Copy out all lines carrying the word "CARREGGIATA".

Stored records
>>>>>
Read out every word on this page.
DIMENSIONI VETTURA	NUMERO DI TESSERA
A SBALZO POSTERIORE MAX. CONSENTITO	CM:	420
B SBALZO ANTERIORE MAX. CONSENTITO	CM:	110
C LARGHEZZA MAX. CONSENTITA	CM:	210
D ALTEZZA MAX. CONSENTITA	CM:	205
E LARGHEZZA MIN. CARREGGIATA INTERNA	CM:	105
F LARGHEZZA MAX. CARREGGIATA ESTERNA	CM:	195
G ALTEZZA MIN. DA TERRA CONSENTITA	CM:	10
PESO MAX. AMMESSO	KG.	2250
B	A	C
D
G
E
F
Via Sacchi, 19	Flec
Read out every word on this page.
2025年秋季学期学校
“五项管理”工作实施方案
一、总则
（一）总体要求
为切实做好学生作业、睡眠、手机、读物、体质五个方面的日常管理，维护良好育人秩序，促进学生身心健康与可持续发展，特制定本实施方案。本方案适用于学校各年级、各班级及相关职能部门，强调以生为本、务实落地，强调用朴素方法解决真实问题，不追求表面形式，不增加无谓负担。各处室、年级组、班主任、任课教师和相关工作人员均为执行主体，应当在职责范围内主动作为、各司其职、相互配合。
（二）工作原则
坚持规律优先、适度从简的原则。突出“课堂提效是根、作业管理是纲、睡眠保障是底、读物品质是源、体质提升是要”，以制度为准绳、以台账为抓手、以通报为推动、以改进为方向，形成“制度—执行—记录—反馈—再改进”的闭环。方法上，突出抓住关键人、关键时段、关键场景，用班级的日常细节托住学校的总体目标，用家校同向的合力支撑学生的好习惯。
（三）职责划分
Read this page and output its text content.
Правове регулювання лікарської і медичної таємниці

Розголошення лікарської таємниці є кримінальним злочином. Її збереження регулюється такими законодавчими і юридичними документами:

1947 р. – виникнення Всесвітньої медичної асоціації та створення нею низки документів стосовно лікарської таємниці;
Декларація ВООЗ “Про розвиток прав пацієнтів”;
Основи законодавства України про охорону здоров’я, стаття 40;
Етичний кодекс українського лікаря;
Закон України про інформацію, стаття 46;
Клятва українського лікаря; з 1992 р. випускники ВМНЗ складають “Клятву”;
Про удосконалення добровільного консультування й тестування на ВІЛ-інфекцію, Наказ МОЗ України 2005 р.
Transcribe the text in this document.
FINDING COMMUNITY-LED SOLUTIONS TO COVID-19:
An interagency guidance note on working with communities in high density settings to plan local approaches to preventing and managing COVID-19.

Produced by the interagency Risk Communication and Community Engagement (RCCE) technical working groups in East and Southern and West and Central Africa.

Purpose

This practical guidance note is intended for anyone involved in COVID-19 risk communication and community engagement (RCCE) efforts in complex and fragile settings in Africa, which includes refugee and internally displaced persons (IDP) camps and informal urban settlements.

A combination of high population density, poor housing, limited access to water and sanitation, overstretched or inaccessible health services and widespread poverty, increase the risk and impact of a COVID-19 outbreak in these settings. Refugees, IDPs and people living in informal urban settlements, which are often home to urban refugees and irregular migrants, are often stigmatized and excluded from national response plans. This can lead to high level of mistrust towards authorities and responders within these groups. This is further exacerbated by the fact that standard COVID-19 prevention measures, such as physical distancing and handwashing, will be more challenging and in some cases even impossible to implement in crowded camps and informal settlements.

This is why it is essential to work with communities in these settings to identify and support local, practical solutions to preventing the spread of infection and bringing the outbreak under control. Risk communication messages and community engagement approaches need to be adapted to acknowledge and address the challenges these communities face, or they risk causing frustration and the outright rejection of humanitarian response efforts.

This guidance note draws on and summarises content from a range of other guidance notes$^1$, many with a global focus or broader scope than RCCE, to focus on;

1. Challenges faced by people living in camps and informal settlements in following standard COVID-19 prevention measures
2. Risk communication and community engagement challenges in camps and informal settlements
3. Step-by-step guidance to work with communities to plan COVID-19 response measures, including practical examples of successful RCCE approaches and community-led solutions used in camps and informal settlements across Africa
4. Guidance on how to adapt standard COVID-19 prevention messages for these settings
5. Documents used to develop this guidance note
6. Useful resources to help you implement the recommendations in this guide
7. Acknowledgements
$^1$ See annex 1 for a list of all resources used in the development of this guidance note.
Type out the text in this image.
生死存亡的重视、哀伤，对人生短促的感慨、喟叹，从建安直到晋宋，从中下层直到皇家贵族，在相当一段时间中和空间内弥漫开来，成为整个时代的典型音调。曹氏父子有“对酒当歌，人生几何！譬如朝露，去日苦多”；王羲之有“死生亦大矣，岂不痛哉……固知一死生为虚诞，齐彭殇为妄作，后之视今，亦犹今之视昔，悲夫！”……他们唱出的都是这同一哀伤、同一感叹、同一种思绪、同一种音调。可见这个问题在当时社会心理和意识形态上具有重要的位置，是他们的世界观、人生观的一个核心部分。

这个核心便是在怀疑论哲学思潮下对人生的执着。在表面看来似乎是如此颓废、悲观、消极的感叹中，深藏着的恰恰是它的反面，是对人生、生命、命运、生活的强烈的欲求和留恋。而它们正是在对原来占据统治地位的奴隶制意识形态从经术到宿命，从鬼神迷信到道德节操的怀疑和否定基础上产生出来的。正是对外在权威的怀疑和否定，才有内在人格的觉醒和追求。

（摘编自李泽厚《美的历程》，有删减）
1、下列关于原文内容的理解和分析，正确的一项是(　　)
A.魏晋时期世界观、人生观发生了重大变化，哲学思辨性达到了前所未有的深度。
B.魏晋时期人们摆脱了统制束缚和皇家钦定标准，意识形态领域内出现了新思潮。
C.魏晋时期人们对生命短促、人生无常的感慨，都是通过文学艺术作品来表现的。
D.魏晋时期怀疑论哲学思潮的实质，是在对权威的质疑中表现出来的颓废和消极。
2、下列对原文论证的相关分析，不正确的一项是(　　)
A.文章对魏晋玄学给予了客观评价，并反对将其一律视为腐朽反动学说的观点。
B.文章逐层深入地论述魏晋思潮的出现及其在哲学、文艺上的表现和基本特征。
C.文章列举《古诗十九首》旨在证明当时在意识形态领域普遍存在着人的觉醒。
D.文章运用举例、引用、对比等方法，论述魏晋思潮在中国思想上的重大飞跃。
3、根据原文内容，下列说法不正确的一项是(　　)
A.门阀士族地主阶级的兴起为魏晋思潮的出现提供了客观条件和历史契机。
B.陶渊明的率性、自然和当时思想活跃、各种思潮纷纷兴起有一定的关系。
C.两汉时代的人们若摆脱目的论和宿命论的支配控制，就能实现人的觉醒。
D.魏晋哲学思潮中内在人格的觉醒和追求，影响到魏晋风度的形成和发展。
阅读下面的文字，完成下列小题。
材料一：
<<<<<
*CORRECT OUTPUT*.
E LARGHEZZA MIN. CARREGGIATA INTERNA	CM:	105
F LARGHEZZA MAX. CARREGGIATA ESTERNA	CM:	195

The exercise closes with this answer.